In the data below, find every line with the string "PASSIGHAT" and pull it out.

Stored entries
• • • • •
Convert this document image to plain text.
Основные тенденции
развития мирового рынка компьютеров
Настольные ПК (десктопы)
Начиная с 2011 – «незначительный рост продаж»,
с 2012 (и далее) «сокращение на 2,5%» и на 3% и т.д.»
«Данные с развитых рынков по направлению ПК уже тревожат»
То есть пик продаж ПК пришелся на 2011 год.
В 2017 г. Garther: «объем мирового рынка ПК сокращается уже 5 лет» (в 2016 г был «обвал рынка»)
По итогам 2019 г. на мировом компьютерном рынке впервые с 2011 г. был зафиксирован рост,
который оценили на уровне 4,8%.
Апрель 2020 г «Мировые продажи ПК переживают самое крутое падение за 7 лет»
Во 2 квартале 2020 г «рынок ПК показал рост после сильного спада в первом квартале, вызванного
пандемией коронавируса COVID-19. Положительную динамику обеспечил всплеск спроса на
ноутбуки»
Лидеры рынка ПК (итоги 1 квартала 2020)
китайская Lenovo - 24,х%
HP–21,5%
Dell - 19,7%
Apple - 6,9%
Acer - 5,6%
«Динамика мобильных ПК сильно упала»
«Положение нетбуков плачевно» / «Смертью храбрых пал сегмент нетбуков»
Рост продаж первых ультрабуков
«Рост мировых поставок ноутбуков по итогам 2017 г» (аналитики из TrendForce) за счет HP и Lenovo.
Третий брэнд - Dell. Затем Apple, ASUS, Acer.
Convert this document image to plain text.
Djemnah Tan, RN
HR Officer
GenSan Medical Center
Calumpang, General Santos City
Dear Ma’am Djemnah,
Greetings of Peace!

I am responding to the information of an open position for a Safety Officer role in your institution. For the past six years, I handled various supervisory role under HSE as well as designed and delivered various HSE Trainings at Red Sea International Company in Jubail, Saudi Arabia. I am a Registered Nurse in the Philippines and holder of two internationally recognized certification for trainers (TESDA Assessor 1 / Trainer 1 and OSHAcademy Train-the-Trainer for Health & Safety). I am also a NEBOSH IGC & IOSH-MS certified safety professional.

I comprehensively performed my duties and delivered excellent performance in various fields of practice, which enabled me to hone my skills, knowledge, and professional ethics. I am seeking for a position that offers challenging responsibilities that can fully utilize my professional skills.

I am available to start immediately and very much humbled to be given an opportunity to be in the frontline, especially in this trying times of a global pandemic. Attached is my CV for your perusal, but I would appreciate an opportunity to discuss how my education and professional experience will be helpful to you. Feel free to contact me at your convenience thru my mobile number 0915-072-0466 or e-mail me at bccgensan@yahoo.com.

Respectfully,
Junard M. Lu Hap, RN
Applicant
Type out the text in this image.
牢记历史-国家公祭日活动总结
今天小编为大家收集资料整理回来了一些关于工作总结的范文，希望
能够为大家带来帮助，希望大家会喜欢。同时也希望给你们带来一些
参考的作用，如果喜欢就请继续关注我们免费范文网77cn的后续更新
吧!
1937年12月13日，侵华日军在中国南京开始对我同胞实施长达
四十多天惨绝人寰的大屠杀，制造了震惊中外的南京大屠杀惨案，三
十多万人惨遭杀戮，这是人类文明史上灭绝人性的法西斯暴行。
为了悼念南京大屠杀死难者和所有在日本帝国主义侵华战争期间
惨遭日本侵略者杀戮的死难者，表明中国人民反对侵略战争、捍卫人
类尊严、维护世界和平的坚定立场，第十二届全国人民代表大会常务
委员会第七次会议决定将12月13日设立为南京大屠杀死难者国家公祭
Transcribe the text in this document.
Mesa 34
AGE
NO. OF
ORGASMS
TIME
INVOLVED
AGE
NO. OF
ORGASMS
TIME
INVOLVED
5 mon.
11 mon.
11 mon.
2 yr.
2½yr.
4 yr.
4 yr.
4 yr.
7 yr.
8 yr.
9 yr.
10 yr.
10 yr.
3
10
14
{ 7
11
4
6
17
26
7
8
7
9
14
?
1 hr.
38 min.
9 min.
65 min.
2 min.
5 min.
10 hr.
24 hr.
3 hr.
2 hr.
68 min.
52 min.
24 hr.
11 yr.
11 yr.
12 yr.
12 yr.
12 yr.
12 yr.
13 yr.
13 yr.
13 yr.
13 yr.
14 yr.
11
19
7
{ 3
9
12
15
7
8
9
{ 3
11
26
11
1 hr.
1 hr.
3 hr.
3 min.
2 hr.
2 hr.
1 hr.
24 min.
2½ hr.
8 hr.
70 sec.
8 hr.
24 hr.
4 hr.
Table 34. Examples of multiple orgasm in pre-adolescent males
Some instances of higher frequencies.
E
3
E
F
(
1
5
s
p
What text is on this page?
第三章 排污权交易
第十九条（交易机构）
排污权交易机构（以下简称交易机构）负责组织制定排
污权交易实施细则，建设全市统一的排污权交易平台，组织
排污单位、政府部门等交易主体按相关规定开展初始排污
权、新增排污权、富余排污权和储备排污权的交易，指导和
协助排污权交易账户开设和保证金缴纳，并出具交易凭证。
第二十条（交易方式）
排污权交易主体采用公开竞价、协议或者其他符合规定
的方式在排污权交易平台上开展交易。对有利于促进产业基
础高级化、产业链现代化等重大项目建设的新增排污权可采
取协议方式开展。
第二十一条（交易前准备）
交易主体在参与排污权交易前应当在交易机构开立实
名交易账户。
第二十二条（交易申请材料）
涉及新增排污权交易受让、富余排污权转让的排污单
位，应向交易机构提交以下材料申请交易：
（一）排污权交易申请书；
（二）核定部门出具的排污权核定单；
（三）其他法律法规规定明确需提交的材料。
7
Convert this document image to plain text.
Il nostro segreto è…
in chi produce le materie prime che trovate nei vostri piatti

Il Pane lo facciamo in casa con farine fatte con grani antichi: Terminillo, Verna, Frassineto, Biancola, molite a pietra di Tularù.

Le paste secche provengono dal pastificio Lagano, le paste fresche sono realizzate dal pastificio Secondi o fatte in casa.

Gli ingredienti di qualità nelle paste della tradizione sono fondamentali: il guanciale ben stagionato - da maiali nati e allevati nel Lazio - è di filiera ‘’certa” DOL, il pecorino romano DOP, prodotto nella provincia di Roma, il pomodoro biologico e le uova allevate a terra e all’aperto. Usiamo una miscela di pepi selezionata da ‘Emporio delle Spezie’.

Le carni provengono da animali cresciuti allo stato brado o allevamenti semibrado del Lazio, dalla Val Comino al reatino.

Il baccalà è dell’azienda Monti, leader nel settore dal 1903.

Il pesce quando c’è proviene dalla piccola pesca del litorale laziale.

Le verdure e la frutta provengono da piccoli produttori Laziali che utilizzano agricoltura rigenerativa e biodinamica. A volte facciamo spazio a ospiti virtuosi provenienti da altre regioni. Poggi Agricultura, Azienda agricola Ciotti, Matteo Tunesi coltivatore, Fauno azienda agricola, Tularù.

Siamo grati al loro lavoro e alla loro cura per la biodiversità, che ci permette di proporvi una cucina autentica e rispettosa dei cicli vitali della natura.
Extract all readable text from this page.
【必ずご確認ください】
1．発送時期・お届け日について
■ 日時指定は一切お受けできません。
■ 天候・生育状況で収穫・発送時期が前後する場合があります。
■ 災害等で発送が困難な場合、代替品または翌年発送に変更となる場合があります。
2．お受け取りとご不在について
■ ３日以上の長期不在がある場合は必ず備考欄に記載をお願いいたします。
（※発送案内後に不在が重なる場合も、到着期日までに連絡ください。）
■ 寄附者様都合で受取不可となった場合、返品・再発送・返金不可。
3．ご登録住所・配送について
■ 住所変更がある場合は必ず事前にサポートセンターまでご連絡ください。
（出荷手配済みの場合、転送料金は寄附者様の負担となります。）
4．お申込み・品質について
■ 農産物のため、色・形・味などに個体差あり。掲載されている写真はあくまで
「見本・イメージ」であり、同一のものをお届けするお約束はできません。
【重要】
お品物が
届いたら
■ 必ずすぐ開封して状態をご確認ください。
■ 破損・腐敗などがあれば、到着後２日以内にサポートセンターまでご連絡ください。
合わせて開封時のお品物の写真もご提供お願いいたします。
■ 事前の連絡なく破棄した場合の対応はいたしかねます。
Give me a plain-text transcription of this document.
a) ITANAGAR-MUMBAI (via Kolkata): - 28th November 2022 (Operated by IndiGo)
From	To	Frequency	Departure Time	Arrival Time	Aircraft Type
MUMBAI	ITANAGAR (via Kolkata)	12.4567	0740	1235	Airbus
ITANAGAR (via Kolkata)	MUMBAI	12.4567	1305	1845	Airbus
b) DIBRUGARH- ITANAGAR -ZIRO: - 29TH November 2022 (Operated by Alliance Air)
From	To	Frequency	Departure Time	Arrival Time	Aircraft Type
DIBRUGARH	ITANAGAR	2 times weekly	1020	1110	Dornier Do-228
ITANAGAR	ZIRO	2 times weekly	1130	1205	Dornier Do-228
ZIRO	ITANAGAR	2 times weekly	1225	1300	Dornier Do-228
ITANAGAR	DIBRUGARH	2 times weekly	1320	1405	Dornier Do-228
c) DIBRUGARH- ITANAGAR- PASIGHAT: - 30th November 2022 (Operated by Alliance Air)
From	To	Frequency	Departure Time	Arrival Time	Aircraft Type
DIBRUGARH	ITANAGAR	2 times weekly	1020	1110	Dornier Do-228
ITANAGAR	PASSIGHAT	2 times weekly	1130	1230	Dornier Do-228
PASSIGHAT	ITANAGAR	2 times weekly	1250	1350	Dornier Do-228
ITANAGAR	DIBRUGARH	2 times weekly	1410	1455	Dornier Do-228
• • • • •
— Completed task —
ITANAGAR	PASSIGHAT	2 times weekly	1130	1230	Dornier Do-228
PASSIGHAT	ITANAGAR	2 times weekly	1250	1350	Dornier Do-228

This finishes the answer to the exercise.